◆ **Short exercise**: Below are the records; pull every line that includes "гербовой".

Saved entries:

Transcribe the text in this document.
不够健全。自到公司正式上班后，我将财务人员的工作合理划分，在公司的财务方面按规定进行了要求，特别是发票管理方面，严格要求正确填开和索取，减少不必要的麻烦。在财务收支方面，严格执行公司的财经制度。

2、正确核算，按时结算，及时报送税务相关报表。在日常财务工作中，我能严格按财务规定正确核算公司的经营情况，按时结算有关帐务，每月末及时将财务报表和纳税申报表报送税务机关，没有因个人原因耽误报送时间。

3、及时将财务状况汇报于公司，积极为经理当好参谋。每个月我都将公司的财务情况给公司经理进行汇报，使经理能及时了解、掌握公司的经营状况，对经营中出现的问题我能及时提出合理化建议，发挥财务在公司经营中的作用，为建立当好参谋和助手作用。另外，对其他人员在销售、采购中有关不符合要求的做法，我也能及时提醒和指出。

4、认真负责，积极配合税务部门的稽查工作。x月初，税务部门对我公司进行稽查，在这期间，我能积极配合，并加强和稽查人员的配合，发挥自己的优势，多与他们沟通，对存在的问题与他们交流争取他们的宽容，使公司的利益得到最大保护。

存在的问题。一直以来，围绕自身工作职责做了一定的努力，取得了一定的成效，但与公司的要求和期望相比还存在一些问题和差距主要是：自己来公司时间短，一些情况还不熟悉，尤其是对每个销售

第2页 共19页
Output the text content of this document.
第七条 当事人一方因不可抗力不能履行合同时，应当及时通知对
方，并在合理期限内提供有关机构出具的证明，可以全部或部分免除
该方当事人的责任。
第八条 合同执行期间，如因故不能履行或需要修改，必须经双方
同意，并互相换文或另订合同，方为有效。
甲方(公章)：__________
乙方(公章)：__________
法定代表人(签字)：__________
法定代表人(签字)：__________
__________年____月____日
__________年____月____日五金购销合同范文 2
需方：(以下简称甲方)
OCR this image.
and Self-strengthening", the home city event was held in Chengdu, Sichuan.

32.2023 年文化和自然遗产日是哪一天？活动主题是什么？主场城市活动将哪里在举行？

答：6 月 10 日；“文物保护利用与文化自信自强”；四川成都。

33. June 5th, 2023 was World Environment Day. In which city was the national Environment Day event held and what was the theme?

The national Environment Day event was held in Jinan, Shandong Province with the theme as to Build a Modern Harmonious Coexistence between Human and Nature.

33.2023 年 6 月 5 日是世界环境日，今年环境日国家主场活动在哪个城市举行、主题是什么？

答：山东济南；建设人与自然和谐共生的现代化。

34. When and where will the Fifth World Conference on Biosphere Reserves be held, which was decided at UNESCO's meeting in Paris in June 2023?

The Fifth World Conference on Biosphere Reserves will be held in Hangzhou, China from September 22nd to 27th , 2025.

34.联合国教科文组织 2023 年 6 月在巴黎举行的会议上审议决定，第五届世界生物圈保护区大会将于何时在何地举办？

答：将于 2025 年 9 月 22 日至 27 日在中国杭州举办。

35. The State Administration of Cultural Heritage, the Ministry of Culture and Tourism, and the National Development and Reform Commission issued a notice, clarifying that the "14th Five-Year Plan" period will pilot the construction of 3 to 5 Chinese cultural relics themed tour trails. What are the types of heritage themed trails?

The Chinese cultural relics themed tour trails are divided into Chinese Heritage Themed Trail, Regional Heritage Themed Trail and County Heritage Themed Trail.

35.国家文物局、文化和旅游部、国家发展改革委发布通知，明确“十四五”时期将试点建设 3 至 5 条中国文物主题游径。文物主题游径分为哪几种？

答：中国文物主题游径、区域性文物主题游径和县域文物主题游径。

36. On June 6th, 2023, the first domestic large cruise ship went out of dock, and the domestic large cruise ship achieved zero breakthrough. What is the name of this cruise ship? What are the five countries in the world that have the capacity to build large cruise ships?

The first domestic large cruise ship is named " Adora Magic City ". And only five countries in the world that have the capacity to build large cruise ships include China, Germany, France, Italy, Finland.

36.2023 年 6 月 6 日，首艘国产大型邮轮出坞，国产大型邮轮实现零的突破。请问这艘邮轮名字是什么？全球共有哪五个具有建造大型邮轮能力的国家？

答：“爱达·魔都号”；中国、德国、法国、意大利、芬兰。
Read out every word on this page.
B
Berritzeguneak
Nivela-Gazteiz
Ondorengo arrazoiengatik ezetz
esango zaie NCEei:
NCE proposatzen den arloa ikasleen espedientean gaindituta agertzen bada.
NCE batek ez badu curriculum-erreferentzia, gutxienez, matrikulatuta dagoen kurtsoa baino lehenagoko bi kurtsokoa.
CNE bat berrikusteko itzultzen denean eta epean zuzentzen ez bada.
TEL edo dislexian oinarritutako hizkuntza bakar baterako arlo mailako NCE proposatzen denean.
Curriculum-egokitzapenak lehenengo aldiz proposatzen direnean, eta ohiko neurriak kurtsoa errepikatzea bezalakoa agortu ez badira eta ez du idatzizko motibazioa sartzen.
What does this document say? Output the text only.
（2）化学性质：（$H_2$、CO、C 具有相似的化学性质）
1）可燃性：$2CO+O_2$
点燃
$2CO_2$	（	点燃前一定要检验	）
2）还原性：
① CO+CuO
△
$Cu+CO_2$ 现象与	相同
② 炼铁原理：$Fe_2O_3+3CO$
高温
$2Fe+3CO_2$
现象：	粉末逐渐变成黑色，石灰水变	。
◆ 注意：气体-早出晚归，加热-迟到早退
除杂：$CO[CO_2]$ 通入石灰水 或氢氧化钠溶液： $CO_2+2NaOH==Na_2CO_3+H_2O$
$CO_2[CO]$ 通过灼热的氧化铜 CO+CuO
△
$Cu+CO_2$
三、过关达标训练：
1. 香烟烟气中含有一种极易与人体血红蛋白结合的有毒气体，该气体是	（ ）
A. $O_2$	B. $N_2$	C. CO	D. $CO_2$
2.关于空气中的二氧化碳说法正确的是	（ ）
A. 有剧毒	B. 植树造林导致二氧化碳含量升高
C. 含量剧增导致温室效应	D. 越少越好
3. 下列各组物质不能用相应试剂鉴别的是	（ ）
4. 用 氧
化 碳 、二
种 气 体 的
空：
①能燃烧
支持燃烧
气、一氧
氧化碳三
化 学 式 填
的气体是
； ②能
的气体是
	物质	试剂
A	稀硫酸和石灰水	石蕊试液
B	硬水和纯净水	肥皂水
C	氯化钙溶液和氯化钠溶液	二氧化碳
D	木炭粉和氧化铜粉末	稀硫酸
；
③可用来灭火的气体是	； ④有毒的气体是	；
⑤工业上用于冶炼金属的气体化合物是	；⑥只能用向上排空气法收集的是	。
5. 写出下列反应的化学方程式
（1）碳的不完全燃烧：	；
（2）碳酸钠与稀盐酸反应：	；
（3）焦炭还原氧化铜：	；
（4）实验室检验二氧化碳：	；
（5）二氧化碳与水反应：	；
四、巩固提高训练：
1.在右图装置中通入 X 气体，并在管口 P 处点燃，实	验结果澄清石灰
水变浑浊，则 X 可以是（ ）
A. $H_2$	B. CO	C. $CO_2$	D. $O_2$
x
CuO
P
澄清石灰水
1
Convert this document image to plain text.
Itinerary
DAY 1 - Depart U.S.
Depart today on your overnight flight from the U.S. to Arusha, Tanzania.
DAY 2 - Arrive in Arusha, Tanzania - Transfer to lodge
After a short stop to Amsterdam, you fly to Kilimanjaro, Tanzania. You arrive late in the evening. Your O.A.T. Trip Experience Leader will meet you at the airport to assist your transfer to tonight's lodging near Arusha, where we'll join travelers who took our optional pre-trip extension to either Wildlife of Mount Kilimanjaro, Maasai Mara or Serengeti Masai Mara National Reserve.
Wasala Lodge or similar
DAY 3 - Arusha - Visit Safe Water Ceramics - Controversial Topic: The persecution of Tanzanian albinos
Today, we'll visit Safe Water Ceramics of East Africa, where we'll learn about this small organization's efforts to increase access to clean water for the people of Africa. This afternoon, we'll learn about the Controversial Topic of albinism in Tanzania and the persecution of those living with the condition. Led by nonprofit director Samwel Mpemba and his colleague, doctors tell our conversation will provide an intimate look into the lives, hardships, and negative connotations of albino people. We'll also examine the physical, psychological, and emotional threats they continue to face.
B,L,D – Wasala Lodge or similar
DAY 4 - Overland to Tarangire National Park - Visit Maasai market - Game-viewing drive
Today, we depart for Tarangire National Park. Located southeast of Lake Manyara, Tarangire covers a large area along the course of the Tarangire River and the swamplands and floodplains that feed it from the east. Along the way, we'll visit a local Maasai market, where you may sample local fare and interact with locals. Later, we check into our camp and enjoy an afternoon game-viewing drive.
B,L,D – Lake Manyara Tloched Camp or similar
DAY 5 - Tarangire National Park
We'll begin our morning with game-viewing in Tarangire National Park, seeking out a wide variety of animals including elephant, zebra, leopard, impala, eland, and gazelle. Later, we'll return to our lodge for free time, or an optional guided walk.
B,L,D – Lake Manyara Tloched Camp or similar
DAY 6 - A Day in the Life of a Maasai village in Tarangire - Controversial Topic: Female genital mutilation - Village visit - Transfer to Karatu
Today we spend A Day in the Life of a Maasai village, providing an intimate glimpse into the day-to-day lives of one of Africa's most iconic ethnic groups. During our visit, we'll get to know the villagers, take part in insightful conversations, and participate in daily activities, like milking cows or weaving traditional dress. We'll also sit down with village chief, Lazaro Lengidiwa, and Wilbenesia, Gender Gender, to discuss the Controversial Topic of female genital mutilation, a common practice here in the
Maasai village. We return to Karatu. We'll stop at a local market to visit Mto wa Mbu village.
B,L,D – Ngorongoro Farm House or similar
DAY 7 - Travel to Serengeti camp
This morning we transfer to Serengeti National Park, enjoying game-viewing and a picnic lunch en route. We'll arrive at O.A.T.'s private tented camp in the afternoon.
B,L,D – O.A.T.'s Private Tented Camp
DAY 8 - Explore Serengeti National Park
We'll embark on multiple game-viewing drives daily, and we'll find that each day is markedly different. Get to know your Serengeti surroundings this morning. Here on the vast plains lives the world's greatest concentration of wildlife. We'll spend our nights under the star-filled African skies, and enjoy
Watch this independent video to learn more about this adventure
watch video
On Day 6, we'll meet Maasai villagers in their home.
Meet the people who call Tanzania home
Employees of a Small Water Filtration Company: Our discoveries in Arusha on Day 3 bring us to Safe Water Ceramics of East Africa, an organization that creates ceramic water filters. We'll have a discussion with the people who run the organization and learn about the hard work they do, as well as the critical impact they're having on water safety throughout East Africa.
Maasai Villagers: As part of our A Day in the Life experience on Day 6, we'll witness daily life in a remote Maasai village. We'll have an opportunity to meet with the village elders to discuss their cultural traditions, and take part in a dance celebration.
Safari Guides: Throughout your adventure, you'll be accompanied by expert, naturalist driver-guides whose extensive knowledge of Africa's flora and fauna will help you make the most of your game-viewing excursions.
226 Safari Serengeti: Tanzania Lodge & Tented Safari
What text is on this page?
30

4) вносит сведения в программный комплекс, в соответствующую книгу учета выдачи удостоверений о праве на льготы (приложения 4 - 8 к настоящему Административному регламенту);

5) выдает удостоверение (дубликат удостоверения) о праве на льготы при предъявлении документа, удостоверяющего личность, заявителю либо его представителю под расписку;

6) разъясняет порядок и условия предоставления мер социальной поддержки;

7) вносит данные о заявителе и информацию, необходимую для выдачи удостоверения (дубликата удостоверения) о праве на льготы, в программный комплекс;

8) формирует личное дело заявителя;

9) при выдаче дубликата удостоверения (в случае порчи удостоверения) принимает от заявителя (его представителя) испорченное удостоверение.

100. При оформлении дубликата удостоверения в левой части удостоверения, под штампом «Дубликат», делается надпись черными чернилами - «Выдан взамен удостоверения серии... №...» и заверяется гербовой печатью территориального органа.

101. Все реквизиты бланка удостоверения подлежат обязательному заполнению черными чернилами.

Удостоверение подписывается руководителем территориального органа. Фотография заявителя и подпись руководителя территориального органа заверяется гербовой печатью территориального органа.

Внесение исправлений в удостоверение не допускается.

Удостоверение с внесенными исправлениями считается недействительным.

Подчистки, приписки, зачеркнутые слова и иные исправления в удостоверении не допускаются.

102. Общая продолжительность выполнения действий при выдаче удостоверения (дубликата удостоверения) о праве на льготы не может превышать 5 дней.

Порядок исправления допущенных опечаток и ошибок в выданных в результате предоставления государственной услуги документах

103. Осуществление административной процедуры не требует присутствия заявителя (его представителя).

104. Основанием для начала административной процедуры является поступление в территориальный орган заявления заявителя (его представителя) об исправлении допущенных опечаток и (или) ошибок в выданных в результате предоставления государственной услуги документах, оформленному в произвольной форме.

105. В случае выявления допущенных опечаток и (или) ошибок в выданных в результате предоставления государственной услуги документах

◆ **The solution**:
100. При оформлении дубликата удостоверения в левой части удостоверения, под штампом «Дубликат», делается надпись черными чернилами - «Выдан взамен удостоверения серии... №...» и заверяется гербовой печатью территориального органа.
Удостоверение подписывается руководителем территориального органа. Фотография заявителя и подпись руководителя территориального органа заверяется гербовой печатью территориального органа.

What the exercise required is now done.